## Start

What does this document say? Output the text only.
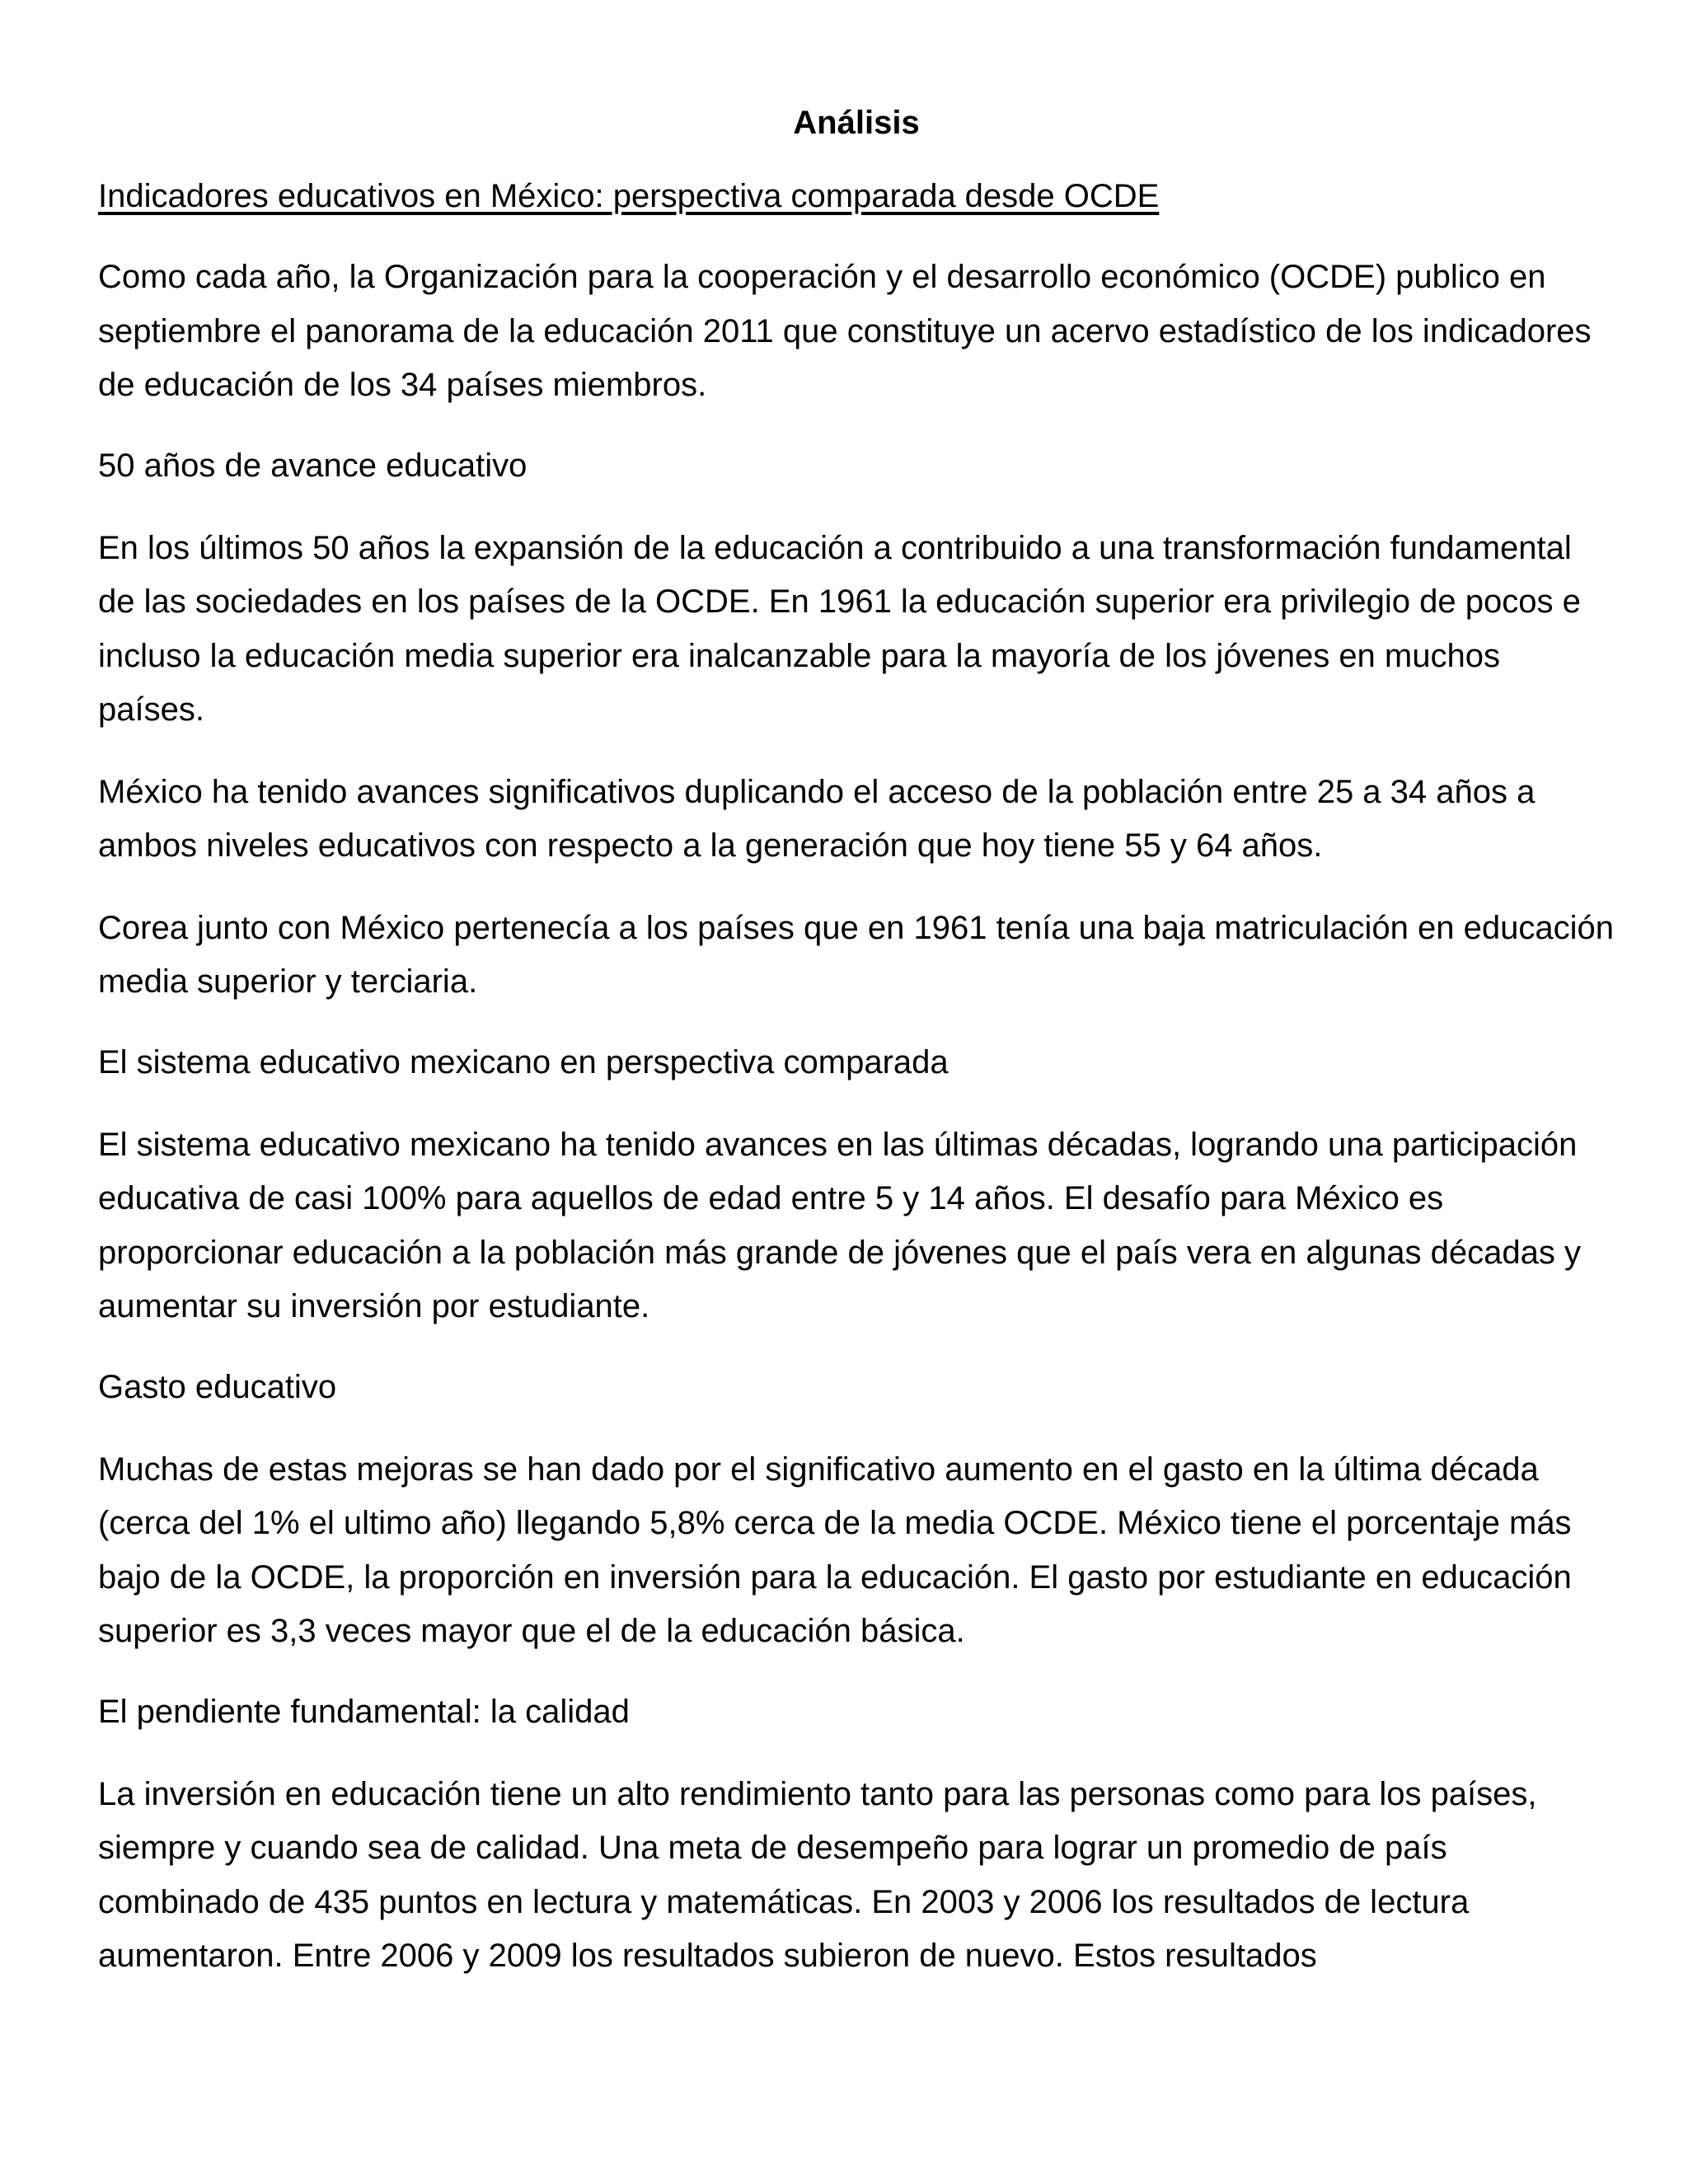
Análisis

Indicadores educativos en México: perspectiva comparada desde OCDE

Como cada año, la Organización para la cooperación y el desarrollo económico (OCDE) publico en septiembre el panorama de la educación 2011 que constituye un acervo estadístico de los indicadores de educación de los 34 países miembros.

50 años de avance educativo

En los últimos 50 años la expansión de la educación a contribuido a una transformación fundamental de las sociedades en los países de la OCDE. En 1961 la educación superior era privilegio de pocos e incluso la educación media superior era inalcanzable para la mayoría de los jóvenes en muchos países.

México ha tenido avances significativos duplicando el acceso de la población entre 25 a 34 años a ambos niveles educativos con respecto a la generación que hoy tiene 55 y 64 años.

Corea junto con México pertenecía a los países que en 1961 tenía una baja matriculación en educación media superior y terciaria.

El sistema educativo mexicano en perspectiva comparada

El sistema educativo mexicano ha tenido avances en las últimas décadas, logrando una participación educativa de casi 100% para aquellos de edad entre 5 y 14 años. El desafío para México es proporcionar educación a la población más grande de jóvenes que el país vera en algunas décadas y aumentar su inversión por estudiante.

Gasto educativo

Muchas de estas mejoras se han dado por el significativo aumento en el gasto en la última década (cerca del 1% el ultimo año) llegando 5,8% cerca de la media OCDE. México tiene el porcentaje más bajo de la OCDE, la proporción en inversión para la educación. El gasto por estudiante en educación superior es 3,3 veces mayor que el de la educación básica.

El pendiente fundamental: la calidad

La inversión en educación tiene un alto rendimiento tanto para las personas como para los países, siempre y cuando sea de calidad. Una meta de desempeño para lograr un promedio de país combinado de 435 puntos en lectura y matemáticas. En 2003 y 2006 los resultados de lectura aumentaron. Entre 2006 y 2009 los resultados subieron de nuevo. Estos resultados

## End

> WHAT IS BEING ASKED: Find how many lines of the listing include the string "educativos" and give that number, nothing else.

> ANSWER TO THIS PROBLEM: 2